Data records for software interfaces
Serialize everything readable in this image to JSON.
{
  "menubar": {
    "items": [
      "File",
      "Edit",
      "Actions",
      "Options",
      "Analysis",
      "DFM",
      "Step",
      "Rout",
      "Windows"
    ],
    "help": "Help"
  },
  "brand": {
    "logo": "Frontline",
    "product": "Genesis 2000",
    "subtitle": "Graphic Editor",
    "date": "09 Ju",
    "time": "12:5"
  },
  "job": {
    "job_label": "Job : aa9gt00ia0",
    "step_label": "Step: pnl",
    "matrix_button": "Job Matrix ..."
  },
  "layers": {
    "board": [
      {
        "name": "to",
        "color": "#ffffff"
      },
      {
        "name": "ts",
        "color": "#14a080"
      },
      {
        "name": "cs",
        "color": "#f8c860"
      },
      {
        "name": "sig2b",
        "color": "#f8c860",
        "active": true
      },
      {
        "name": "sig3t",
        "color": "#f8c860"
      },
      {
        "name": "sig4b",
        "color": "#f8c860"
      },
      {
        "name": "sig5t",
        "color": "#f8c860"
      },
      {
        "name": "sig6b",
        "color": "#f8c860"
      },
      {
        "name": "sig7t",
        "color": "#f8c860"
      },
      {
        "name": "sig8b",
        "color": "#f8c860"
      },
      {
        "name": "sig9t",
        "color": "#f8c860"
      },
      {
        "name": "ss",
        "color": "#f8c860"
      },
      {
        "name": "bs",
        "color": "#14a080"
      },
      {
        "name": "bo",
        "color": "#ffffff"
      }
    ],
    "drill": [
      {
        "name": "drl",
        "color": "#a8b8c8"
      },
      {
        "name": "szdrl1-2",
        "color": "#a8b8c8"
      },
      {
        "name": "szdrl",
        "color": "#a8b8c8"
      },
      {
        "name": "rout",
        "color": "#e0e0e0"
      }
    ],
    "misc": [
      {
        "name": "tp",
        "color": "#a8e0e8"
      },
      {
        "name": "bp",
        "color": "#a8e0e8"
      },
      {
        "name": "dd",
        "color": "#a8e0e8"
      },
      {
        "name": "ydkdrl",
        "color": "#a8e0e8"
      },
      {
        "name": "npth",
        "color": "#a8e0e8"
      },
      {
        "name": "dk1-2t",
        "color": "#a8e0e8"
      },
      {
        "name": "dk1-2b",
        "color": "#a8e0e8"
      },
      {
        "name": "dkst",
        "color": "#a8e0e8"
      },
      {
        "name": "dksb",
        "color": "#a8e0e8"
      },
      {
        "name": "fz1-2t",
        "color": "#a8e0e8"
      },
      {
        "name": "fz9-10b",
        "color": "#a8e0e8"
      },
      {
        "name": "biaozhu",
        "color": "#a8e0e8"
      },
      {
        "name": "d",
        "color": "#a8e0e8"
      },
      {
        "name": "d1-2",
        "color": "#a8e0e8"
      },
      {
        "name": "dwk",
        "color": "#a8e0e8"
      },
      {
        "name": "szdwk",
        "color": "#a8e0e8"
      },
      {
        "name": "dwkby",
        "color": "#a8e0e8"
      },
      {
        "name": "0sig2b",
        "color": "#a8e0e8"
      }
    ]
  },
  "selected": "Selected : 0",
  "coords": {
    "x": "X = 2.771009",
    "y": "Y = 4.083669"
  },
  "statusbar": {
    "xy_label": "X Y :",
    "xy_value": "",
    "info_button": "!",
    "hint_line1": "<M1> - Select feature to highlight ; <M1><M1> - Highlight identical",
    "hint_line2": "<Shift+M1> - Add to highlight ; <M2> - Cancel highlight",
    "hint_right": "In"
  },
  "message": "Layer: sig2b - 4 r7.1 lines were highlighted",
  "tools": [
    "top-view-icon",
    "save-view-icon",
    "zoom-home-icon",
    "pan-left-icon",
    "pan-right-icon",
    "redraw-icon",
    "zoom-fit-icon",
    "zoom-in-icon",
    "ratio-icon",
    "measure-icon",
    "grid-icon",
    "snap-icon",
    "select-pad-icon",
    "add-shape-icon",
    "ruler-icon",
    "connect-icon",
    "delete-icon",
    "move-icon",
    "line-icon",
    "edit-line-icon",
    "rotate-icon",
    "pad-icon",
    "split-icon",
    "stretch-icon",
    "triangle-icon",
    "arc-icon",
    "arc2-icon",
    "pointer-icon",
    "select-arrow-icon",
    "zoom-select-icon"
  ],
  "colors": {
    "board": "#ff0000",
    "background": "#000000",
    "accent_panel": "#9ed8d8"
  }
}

Task requirements »
If a line in the data above holds the string "zoom", copy it.

Exercise result »
    "zoom-home-icon",
    "zoom-fit-icon",
    "zoom-in-icon",
    "zoom-select-icon"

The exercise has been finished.